* **OBJECTIVE**:
Give the number of lines holding the string "газом" and nothing more.

* **RECORDS FOR THE EXERCISE**:
----------------------------------------
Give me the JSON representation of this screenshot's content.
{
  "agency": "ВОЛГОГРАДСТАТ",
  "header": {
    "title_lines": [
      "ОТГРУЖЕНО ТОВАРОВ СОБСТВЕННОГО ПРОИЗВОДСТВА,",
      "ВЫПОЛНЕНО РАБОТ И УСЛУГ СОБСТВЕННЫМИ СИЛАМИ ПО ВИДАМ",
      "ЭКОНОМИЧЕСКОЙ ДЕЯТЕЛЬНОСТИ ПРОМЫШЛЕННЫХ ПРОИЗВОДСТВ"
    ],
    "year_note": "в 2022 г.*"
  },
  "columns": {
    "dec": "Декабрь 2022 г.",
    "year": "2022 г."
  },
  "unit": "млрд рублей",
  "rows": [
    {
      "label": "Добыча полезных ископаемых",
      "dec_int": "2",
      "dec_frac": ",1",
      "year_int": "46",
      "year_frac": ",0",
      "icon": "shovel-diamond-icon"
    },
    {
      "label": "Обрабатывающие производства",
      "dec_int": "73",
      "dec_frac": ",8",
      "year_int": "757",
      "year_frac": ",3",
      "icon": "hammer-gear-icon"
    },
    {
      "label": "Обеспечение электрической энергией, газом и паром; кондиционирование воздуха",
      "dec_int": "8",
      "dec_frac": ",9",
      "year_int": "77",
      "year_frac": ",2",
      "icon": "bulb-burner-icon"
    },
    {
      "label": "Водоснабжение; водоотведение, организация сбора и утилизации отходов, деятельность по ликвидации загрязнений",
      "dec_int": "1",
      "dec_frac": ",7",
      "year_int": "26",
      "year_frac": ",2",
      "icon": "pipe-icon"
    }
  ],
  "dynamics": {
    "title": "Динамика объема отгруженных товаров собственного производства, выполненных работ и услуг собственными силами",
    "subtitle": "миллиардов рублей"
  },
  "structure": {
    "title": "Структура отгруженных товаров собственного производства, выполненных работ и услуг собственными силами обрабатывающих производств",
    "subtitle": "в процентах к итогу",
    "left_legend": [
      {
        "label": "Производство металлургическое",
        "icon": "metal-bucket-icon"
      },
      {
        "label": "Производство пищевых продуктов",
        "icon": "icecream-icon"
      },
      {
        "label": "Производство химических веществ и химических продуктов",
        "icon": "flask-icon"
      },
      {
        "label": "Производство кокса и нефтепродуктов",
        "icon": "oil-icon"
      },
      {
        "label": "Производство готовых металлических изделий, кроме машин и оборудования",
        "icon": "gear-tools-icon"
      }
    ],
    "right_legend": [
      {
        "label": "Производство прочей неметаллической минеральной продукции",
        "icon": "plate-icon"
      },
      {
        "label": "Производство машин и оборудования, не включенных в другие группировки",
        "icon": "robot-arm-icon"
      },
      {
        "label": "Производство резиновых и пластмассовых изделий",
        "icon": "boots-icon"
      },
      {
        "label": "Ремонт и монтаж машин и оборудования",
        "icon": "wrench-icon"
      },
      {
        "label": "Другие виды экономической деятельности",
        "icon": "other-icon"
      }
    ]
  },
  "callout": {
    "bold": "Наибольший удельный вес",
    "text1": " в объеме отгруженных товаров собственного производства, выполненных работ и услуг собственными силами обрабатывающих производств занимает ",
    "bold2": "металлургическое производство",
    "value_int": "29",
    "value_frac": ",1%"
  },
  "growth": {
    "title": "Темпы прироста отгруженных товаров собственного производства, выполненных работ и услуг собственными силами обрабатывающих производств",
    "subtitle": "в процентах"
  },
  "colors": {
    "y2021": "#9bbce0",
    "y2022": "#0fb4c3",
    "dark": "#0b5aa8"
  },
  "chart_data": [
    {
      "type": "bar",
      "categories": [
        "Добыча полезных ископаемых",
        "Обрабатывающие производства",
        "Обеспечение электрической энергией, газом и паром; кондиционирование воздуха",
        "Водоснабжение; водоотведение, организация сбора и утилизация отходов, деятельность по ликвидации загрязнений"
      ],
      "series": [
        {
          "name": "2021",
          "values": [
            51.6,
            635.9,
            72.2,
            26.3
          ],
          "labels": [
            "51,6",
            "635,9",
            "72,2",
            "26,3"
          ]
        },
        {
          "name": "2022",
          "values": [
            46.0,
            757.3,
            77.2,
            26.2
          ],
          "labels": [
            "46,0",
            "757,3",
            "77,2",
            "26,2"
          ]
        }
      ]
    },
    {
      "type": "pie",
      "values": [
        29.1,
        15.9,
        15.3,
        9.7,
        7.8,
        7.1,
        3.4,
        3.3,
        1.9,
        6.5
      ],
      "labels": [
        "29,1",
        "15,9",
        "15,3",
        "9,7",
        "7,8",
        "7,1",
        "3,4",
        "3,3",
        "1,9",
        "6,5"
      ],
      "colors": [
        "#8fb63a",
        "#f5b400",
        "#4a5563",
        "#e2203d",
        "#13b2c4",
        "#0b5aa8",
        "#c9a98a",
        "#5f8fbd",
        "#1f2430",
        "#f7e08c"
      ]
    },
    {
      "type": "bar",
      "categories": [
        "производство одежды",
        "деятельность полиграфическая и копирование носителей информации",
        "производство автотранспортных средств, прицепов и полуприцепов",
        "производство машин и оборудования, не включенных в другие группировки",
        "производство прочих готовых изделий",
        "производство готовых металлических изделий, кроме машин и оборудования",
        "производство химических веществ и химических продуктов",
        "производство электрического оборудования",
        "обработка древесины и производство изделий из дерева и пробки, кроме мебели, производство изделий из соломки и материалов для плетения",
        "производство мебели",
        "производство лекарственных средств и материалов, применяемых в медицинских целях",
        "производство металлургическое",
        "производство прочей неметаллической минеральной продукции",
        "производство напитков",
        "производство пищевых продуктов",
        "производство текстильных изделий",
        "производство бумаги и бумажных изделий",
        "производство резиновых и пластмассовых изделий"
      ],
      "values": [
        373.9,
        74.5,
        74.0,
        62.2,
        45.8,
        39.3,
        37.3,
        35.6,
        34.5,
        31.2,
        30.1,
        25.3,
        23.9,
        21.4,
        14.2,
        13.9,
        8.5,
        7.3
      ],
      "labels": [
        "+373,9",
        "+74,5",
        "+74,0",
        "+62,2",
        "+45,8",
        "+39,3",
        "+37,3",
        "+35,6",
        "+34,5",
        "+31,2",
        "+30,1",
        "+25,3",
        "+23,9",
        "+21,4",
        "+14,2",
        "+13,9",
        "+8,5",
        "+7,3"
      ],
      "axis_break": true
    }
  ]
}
----------------------------------------
* **ANSWER IN FULL**:
2